-- start --

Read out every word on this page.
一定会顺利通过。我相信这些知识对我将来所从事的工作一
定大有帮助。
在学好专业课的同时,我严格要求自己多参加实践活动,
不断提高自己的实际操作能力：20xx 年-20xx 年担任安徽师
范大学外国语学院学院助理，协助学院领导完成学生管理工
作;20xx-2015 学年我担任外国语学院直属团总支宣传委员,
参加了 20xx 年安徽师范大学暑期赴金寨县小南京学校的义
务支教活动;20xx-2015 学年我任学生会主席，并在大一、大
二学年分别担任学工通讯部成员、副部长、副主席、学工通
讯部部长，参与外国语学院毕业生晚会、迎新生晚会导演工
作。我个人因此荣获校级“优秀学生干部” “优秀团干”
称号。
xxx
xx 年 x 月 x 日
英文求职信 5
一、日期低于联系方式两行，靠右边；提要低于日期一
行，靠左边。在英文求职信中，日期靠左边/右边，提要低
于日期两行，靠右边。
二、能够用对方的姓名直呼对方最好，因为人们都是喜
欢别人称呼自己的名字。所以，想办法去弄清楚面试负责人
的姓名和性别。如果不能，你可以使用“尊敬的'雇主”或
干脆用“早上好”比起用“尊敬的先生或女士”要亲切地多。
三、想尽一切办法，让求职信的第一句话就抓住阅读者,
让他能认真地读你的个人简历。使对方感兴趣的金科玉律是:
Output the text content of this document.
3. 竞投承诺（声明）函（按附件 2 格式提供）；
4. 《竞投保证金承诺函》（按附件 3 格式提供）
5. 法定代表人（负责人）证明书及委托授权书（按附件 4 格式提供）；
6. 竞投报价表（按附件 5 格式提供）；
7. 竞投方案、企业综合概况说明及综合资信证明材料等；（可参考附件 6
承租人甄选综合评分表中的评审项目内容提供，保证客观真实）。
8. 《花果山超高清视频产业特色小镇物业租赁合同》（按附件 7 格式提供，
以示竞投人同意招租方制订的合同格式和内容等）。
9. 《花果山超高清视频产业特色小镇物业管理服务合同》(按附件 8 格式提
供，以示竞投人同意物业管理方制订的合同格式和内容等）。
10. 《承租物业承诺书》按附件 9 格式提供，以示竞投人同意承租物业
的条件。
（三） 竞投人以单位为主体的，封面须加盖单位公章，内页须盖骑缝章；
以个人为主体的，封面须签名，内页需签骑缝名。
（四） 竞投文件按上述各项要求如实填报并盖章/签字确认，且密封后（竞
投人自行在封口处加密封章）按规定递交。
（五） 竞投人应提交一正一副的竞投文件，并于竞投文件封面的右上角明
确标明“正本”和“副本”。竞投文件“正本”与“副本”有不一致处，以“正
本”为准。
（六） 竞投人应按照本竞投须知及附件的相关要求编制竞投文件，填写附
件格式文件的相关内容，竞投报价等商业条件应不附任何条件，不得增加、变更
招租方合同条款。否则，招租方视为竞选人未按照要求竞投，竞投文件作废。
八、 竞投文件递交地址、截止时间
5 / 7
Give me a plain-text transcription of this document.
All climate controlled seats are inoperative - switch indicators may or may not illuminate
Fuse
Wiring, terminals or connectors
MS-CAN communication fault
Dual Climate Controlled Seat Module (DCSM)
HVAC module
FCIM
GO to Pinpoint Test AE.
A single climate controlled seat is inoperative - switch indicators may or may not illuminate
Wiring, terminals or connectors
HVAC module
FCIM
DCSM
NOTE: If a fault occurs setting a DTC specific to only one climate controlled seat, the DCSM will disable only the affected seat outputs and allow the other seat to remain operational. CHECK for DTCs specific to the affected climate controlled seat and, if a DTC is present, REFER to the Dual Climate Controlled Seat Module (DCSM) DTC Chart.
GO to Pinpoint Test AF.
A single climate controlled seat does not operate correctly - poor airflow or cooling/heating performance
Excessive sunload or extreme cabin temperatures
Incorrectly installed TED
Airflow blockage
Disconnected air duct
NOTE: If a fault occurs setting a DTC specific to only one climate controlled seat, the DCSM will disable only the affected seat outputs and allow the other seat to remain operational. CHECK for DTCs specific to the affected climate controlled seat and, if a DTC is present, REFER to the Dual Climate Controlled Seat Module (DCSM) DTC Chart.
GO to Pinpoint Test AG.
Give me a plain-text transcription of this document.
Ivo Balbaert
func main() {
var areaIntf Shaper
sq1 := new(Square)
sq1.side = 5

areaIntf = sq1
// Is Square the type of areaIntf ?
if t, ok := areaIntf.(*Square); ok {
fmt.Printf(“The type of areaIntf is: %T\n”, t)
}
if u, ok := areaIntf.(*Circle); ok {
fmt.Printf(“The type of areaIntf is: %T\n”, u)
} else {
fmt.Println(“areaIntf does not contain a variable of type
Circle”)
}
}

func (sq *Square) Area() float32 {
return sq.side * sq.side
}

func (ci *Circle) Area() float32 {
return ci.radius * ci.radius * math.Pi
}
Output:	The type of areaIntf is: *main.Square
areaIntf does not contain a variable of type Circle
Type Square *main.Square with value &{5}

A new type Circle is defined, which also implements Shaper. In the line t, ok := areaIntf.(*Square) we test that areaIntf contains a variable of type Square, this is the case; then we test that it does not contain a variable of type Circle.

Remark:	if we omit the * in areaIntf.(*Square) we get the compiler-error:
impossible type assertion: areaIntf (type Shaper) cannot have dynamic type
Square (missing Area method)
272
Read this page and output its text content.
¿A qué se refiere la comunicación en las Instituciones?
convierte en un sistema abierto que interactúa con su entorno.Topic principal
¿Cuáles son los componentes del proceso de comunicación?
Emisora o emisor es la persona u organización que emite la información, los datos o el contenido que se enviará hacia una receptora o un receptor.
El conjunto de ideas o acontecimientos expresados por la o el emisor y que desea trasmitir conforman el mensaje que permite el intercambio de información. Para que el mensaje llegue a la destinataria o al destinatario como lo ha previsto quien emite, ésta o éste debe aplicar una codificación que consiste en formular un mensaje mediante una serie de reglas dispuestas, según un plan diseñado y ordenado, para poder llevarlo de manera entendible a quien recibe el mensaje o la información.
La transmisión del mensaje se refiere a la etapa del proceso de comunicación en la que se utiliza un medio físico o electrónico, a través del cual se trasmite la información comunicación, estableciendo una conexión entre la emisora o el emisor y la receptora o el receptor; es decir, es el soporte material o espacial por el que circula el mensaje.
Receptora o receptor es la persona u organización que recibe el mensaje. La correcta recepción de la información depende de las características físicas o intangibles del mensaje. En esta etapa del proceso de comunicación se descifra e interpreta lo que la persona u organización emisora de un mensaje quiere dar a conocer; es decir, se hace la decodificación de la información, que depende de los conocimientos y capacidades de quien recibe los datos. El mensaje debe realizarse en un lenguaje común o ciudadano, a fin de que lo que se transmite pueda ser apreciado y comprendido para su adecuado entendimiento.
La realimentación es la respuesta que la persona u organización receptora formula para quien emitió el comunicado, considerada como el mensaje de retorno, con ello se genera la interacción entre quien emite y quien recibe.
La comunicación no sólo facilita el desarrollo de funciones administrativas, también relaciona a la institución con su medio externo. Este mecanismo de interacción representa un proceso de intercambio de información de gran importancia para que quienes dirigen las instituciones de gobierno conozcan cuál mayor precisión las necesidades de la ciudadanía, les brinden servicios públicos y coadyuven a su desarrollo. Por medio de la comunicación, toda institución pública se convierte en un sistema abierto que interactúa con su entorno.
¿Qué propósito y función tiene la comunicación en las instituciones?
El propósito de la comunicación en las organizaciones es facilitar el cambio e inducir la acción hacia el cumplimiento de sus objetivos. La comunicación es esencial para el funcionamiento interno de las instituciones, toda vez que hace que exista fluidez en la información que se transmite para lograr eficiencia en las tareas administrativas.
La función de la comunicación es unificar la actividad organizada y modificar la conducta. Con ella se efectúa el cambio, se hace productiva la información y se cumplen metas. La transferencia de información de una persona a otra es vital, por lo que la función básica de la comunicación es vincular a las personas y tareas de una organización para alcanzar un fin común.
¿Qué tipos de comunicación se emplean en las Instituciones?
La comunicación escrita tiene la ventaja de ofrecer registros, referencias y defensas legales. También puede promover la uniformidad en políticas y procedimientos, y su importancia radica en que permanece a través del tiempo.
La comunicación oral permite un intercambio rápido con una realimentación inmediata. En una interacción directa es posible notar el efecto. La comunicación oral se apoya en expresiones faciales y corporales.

-- end --

What you need to do:
Lines in the records that hold the word "través" are to be counted; give only the total.

Expected answer:
2